[TO BE DONE]: Please repeat all of the listing exactly.

- - - - -

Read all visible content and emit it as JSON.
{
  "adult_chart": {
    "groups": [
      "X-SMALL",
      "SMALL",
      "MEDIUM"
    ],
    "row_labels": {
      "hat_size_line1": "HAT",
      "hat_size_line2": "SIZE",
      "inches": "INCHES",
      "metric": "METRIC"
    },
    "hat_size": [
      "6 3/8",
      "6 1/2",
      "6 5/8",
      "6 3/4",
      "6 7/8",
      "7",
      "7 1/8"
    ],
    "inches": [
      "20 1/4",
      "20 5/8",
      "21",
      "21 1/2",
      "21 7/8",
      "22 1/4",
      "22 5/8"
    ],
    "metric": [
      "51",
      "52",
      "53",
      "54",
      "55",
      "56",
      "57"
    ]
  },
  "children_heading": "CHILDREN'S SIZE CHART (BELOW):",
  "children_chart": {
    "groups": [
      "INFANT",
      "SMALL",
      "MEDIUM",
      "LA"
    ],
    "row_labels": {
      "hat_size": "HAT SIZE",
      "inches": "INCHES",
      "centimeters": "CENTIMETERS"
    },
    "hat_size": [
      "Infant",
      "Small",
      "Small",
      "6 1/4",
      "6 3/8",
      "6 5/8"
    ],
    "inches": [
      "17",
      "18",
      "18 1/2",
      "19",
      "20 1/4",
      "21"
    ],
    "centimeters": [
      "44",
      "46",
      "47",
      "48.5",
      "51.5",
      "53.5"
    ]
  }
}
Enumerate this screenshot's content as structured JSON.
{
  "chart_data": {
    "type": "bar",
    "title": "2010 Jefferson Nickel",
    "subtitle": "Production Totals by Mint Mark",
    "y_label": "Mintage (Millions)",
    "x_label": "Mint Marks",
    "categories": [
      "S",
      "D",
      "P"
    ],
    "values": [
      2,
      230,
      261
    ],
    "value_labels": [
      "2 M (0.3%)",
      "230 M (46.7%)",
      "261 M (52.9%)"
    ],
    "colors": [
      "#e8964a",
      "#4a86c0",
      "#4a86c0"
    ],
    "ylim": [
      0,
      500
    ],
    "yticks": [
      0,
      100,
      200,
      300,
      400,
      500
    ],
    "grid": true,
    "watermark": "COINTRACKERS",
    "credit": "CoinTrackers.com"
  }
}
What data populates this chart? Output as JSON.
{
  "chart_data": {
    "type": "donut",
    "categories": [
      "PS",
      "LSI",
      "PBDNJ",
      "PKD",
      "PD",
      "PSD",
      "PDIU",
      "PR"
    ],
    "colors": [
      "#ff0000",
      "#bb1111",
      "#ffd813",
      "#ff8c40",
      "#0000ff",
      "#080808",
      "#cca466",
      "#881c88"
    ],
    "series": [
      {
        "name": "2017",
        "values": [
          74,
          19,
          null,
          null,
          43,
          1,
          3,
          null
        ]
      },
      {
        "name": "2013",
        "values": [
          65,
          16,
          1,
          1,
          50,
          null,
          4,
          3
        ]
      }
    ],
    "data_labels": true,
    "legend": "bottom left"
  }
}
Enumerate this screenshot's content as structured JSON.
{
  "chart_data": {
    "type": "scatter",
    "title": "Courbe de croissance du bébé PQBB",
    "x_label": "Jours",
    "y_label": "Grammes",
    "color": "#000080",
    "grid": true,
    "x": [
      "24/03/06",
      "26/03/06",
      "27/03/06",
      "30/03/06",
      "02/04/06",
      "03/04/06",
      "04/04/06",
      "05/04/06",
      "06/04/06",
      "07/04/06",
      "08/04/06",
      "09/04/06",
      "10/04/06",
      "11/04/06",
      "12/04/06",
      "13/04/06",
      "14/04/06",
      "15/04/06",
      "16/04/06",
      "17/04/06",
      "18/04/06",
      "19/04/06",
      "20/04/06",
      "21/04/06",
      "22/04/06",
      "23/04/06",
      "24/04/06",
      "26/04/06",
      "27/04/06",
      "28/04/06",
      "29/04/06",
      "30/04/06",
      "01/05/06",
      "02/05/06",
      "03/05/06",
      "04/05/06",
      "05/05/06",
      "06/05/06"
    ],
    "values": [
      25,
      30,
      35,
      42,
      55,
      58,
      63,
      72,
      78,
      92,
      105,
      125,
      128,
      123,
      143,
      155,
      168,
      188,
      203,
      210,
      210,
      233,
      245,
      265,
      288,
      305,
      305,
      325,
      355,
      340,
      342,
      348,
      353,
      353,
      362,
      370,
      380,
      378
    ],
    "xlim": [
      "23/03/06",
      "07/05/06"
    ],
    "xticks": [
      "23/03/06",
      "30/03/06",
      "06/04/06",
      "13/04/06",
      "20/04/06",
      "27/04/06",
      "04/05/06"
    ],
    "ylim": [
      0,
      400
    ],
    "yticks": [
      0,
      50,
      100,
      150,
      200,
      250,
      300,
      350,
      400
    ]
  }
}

- - - - -

[RESULT]:
Read all visible content and emit it as JSON.
{
  "adult_chart": {
    "groups": [
      "X-SMALL",
      "SMALL",
      "MEDIUM"
    ],
    "row_labels": {
      "hat_size_line1": "HAT",
      "hat_size_line2": "SIZE",
      "inches": "INCHES",
      "metric": "METRIC"
    },
    "hat_size": [
      "6 3/8",
      "6 1/2",
      "6 5/8",
      "6 3/4",
      "6 7/8",
      "7",
      "7 1/8"
    ],
    "inches": [
      "20 1/4",
      "20 5/8",
      "21",
      "21 1/2",
      "21 7/8",
      "22 1/4",
      "22 5/8"
    ],
    "metric": [
      "51",
      "52",
      "53",
      "54",
      "55",
      "56",
      "57"
    ]
  },
  "children_heading": "CHILDREN'S SIZE CHART (BELOW):",
  "children_chart": {
    "groups": [
      "INFANT",
      "SMALL",
      "MEDIUM",
      "LA"
    ],
    "row_labels": {
      "hat_size": "HAT SIZE",
      "inches": "INCHES",
      "centimeters": "CENTIMETERS"
    },
    "hat_size": [
      "Infant",
      "Small",
      "Small",
      "6 1/4",
      "6 3/8",
      "6 5/8"
    ],
    "inches": [
      "17",
      "18",
      "18 1/2",
      "19",
      "20 1/4",
      "21"
    ],
    "centimeters": [
      "44",
      "46",
      "47",
      "48.5",
      "51.5",
      "53.5"
    ]
  }
}
Enumerate this screenshot's content as structured JSON.
{
  "chart_data": {
    "type": "bar",
    "title": "2010 Jefferson Nickel",
    "subtitle": "Production Totals by Mint Mark",
    "y_label": "Mintage (Millions)",
    "x_label": "Mint Marks",
    "categories": [
      "S",
      "D",
      "P"
    ],
    "values": [
      2,
      230,
      261
    ],
    "value_labels": [
      "2 M (0.3%)",
      "230 M (46.7%)",
      "261 M (52.9%)"
    ],
    "colors": [
      "#e8964a",
      "#4a86c0",
      "#4a86c0"
    ],
    "ylim": [
      0,
      500
    ],
    "yticks": [
      0,
      100,
      200,
      300,
      400,
      500
    ],
    "grid": true,
    "watermark": "COINTRACKERS",
    "credit": "CoinTrackers.com"
  }
}
What data populates this chart? Output as JSON.
{
  "chart_data": {
    "type": "donut",
    "categories": [
      "PS",
      "LSI",
      "PBDNJ",
      "PKD",
      "PD",
      "PSD",
      "PDIU",
      "PR"
    ],
    "colors": [
      "#ff0000",
      "#bb1111",
      "#ffd813",
      "#ff8c40",
      "#0000ff",
      "#080808",
      "#cca466",
      "#881c88"
    ],
    "series": [
      {
        "name": "2017",
        "values": [
          74,
          19,
          null,
          null,
          43,
          1,
          3,
          null
        ]
      },
      {
        "name": "2013",
        "values": [
          65,
          16,
          1,
          1,
          50,
          null,
          4,
          3
        ]
      }
    ],
    "data_labels": true,
    "legend": "bottom left"
  }
}
Enumerate this screenshot's content as structured JSON.
{
  "chart_data": {
    "type": "scatter",
    "title": "Courbe de croissance du bébé PQBB",
    "x_label": "Jours",
    "y_label": "Grammes",
    "color": "#000080",
    "grid": true,
    "x": [
      "24/03/06",
      "26/03/06",
      "27/03/06",
      "30/03/06",
      "02/04/06",
      "03/04/06",
      "04/04/06",
      "05/04/06",
      "06/04/06",
      "07/04/06",
      "08/04/06",
      "09/04/06",
      "10/04/06",
      "11/04/06",
      "12/04/06",
      "13/04/06",
      "14/04/06",
      "15/04/06",
      "16/04/06",
      "17/04/06",
      "18/04/06",
      "19/04/06",
      "20/04/06",
      "21/04/06",
      "22/04/06",
      "23/04/06",
      "24/04/06",
      "26/04/06",
      "27/04/06",
      "28/04/06",
      "29/04/06",
      "30/04/06",
      "01/05/06",
      "02/05/06",
      "03/05/06",
      "04/05/06",
      "05/05/06",
      "06/05/06"
    ],
    "values": [
      25,
      30,
      35,
      42,
      55,
      58,
      63,
      72,
      78,
      92,
      105,
      125,
      128,
      123,
      143,
      155,
      168,
      188,
      203,
      210,
      210,
      233,
      245,
      265,
      288,
      305,
      305,
      325,
      355,
      340,
      342,
      348,
      353,
      353,
      362,
      370,
      380,
      378
    ],
    "xlim": [
      "23/03/06",
      "07/05/06"
    ],
    "xticks": [
      "23/03/06",
      "30/03/06",
      "06/04/06",
      "13/04/06",
      "20/04/06",
      "27/04/06",
      "04/05/06"
    ],
    "ylim": [
      0,
      400
    ],
    "yticks": [
      0,
      50,
      100,
      150,
      200,
      250,
      300,
      350,
      400
    ]
  }
}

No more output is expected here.